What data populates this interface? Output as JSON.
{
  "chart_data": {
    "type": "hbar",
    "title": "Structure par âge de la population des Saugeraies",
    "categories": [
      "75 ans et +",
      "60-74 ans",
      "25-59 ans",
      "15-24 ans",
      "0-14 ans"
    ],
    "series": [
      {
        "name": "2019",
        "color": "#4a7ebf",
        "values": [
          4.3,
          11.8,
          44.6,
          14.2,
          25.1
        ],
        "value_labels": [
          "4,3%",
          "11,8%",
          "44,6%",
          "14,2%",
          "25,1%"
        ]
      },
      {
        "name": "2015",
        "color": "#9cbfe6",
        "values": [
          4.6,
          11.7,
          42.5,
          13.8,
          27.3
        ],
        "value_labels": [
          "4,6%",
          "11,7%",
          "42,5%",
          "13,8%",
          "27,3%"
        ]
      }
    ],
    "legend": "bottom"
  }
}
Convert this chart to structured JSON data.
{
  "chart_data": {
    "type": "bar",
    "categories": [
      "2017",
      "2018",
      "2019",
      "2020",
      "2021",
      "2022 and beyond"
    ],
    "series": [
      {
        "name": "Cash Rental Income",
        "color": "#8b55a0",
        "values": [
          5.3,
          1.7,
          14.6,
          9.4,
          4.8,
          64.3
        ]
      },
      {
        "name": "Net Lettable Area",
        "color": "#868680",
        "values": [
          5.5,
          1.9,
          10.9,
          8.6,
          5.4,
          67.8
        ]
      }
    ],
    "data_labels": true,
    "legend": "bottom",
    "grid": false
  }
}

▸ **Do this**:
Take the listing above and write it out again exactly.

▸ **Expected answer**:
What data populates this interface? Output as JSON.
{
  "chart_data": {
    "type": "hbar",
    "title": "Structure par âge de la population des Saugeraies",
    "categories": [
      "75 ans et +",
      "60-74 ans",
      "25-59 ans",
      "15-24 ans",
      "0-14 ans"
    ],
    "series": [
      {
        "name": "2019",
        "color": "#4a7ebf",
        "values": [
          4.3,
          11.8,
          44.6,
          14.2,
          25.1
        ],
        "value_labels": [
          "4,3%",
          "11,8%",
          "44,6%",
          "14,2%",
          "25,1%"
        ]
      },
      {
        "name": "2015",
        "color": "#9cbfe6",
        "values": [
          4.6,
          11.7,
          42.5,
          13.8,
          27.3
        ],
        "value_labels": [
          "4,6%",
          "11,7%",
          "42,5%",
          "13,8%",
          "27,3%"
        ]
      }
    ],
    "legend": "bottom"
  }
}
Convert this chart to structured JSON data.
{
  "chart_data": {
    "type": "bar",
    "categories": [
      "2017",
      "2018",
      "2019",
      "2020",
      "2021",
      "2022 and beyond"
    ],
    "series": [
      {
        "name": "Cash Rental Income",
        "color": "#8b55a0",
        "values": [
          5.3,
          1.7,
          14.6,
          9.4,
          4.8,
          64.3
        ]
      },
      {
        "name": "Net Lettable Area",
        "color": "#868680",
        "values": [
          5.5,
          1.9,
          10.9,
          8.6,
          5.4,
          67.8
        ]
      }
    ],
    "data_labels": true,
    "legend": "bottom",
    "grid": false
  }
}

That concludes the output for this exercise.